[Collected data]
********************
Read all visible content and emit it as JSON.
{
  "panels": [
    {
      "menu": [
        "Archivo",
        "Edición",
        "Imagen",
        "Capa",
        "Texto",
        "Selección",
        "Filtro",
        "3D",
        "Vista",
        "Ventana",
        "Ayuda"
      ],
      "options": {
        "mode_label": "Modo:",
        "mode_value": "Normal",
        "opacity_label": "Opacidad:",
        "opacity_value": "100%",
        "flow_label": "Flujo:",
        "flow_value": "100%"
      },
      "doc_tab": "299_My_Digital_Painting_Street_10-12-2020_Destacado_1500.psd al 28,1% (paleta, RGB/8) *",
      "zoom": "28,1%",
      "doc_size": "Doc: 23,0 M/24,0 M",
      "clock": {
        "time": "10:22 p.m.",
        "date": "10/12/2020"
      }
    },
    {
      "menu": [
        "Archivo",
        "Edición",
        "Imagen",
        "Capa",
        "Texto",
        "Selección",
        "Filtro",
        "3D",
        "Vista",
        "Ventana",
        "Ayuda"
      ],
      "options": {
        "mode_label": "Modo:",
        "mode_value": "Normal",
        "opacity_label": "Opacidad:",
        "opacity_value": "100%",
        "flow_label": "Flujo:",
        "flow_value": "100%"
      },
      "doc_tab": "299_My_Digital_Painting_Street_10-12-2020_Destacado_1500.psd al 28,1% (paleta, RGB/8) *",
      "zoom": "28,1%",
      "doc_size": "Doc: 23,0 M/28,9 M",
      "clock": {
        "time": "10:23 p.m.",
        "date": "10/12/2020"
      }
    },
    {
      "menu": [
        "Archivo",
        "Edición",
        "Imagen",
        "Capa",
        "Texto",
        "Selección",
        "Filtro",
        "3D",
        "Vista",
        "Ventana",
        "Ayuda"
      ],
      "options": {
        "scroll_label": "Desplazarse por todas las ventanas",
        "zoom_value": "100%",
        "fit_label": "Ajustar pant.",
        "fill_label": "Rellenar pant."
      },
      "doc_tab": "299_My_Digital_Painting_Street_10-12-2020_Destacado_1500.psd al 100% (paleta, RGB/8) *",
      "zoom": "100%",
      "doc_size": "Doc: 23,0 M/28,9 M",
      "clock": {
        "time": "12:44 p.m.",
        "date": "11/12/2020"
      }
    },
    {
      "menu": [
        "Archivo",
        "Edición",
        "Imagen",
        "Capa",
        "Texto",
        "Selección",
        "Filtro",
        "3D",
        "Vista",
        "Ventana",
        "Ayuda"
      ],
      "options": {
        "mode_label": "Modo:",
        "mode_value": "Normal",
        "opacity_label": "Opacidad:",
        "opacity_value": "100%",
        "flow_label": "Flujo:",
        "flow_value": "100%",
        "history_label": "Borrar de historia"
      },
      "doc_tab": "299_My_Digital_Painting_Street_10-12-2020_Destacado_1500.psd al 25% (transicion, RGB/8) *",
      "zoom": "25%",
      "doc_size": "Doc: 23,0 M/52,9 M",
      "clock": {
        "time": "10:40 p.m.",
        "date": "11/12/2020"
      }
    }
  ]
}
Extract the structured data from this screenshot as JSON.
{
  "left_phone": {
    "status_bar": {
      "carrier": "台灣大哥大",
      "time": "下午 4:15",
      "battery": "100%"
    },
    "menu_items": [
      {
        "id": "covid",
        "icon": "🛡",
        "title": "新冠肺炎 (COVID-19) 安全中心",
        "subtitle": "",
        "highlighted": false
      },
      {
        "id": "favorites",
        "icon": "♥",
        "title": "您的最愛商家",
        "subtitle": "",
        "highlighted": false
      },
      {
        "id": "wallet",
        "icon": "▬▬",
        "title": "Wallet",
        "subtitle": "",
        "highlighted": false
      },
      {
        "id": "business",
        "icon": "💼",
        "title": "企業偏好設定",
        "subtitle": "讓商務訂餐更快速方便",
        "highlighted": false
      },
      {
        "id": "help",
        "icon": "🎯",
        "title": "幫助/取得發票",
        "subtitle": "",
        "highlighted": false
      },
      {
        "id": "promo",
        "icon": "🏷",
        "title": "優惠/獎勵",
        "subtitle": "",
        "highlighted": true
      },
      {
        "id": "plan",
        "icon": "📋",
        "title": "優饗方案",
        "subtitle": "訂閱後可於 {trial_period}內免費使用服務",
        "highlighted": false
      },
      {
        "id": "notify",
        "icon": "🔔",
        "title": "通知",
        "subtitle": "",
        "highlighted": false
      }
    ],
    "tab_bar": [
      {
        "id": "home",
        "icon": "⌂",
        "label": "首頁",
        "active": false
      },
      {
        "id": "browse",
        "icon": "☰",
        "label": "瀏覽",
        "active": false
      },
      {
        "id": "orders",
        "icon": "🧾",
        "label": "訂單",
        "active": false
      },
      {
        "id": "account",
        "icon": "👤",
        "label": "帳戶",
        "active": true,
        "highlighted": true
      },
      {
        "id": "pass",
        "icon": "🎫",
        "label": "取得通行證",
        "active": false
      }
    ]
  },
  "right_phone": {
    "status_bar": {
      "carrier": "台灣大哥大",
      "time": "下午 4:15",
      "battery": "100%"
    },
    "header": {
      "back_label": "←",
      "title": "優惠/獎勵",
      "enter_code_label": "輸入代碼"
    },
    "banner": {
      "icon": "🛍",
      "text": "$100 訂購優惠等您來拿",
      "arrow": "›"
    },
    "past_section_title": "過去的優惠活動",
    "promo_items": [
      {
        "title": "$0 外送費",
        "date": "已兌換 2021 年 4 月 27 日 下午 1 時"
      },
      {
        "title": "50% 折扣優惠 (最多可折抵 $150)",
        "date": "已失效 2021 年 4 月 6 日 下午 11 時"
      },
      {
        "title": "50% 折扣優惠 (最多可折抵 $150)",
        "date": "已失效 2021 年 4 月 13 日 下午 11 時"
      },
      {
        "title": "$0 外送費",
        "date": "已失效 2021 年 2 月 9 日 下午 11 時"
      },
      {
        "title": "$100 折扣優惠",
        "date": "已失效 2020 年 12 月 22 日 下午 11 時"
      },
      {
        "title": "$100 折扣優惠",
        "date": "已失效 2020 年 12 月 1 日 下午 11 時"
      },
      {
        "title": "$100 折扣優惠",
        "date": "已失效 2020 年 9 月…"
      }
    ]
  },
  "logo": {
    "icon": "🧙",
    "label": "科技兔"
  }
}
********************
> _Written problem_: Extract all lines as given.

> _Result for this task_:
Read all visible content and emit it as JSON.
{
  "panels": [
    {
      "menu": [
        "Archivo",
        "Edición",
        "Imagen",
        "Capa",
        "Texto",
        "Selección",
        "Filtro",
        "3D",
        "Vista",
        "Ventana",
        "Ayuda"
      ],
      "options": {
        "mode_label": "Modo:",
        "mode_value": "Normal",
        "opacity_label": "Opacidad:",
        "opacity_value": "100%",
        "flow_label": "Flujo:",
        "flow_value": "100%"
      },
      "doc_tab": "299_My_Digital_Painting_Street_10-12-2020_Destacado_1500.psd al 28,1% (paleta, RGB/8) *",
      "zoom": "28,1%",
      "doc_size": "Doc: 23,0 M/24,0 M",
      "clock": {
        "time": "10:22 p.m.",
        "date": "10/12/2020"
      }
    },
    {
      "menu": [
        "Archivo",
        "Edición",
        "Imagen",
        "Capa",
        "Texto",
        "Selección",
        "Filtro",
        "3D",
        "Vista",
        "Ventana",
        "Ayuda"
      ],
      "options": {
        "mode_label": "Modo:",
        "mode_value": "Normal",
        "opacity_label": "Opacidad:",
        "opacity_value": "100%",
        "flow_label": "Flujo:",
        "flow_value": "100%"
      },
      "doc_tab": "299_My_Digital_Painting_Street_10-12-2020_Destacado_1500.psd al 28,1% (paleta, RGB/8) *",
      "zoom": "28,1%",
      "doc_size": "Doc: 23,0 M/28,9 M",
      "clock": {
        "time": "10:23 p.m.",
        "date": "10/12/2020"
      }
    },
    {
      "menu": [
        "Archivo",
        "Edición",
        "Imagen",
        "Capa",
        "Texto",
        "Selección",
        "Filtro",
        "3D",
        "Vista",
        "Ventana",
        "Ayuda"
      ],
      "options": {
        "scroll_label": "Desplazarse por todas las ventanas",
        "zoom_value": "100%",
        "fit_label": "Ajustar pant.",
        "fill_label": "Rellenar pant."
      },
      "doc_tab": "299_My_Digital_Painting_Street_10-12-2020_Destacado_1500.psd al 100% (paleta, RGB/8) *",
      "zoom": "100%",
      "doc_size": "Doc: 23,0 M/28,9 M",
      "clock": {
        "time": "12:44 p.m.",
        "date": "11/12/2020"
      }
    },
    {
      "menu": [
        "Archivo",
        "Edición",
        "Imagen",
        "Capa",
        "Texto",
        "Selección",
        "Filtro",
        "3D",
        "Vista",
        "Ventana",
        "Ayuda"
      ],
      "options": {
        "mode_label": "Modo:",
        "mode_value": "Normal",
        "opacity_label": "Opacidad:",
        "opacity_value": "100%",
        "flow_label": "Flujo:",
        "flow_value": "100%",
        "history_label": "Borrar de historia"
      },
      "doc_tab": "299_My_Digital_Painting_Street_10-12-2020_Destacado_1500.psd al 25% (transicion, RGB/8) *",
      "zoom": "25%",
      "doc_size": "Doc: 23,0 M/52,9 M",
      "clock": {
        "time": "10:40 p.m.",
        "date": "11/12/2020"
      }
    }
  ]
}
Extract the structured data from this screenshot as JSON.
{
  "left_phone": {
    "status_bar": {
      "carrier": "台灣大哥大",
      "time": "下午 4:15",
      "battery": "100%"
    },
    "menu_items": [
      {
        "id": "covid",
        "icon": "🛡",
        "title": "新冠肺炎 (COVID-19) 安全中心",
        "subtitle": "",
        "highlighted": false
      },
      {
        "id": "favorites",
        "icon": "♥",
        "title": "您的最愛商家",
        "subtitle": "",
        "highlighted": false
      },
      {
        "id": "wallet",
        "icon": "▬▬",
        "title": "Wallet",
        "subtitle": "",
        "highlighted": false
      },
      {
        "id": "business",
        "icon": "💼",
        "title": "企業偏好設定",
        "subtitle": "讓商務訂餐更快速方便",
        "highlighted": false
      },
      {
        "id": "help",
        "icon": "🎯",
        "title": "幫助/取得發票",
        "subtitle": "",
        "highlighted": false
      },
      {
        "id": "promo",
        "icon": "🏷",
        "title": "優惠/獎勵",
        "subtitle": "",
        "highlighted": true
      },
      {
        "id": "plan",
        "icon": "📋",
        "title": "優饗方案",
        "subtitle": "訂閱後可於 {trial_period}內免費使用服務",
        "highlighted": false
      },
      {
        "id": "notify",
        "icon": "🔔",
        "title": "通知",
        "subtitle": "",
        "highlighted": false
      }
    ],
    "tab_bar": [
      {
        "id": "home",
        "icon": "⌂",
        "label": "首頁",
        "active": false
      },
      {
        "id": "browse",
        "icon": "☰",
        "label": "瀏覽",
        "active": false
      },
      {
        "id": "orders",
        "icon": "🧾",
        "label": "訂單",
        "active": false
      },
      {
        "id": "account",
        "icon": "👤",
        "label": "帳戶",
        "active": true,
        "highlighted": true
      },
      {
        "id": "pass",
        "icon": "🎫",
        "label": "取得通行證",
        "active": false
      }
    ]
  },
  "right_phone": {
    "status_bar": {
      "carrier": "台灣大哥大",
      "time": "下午 4:15",
      "battery": "100%"
    },
    "header": {
      "back_label": "←",
      "title": "優惠/獎勵",
      "enter_code_label": "輸入代碼"
    },
    "banner": {
      "icon": "🛍",
      "text": "$100 訂購優惠等您來拿",
      "arrow": "›"
    },
    "past_section_title": "過去的優惠活動",
    "promo_items": [
      {
        "title": "$0 外送費",
        "date": "已兌換 2021 年 4 月 27 日 下午 1 時"
      },
      {
        "title": "50% 折扣優惠 (最多可折抵 $150)",
        "date": "已失效 2021 年 4 月 6 日 下午 11 時"
      },
      {
        "title": "50% 折扣優惠 (最多可折抵 $150)",
        "date": "已失效 2021 年 4 月 13 日 下午 11 時"
      },
      {
        "title": "$0 外送費",
        "date": "已失效 2021 年 2 月 9 日 下午 11 時"
      },
      {
        "title": "$100 折扣優惠",
        "date": "已失效 2020 年 12 月 22 日 下午 11 時"
      },
      {
        "title": "$100 折扣優惠",
        "date": "已失效 2020 年 12 月 1 日 下午 11 時"
      },
      {
        "title": "$100 折扣優惠",
        "date": "已失效 2020 年 9 月…"
      }
    ]
  },
  "logo": {
    "icon": "🧙",
    "label": "科技兔"
  }
}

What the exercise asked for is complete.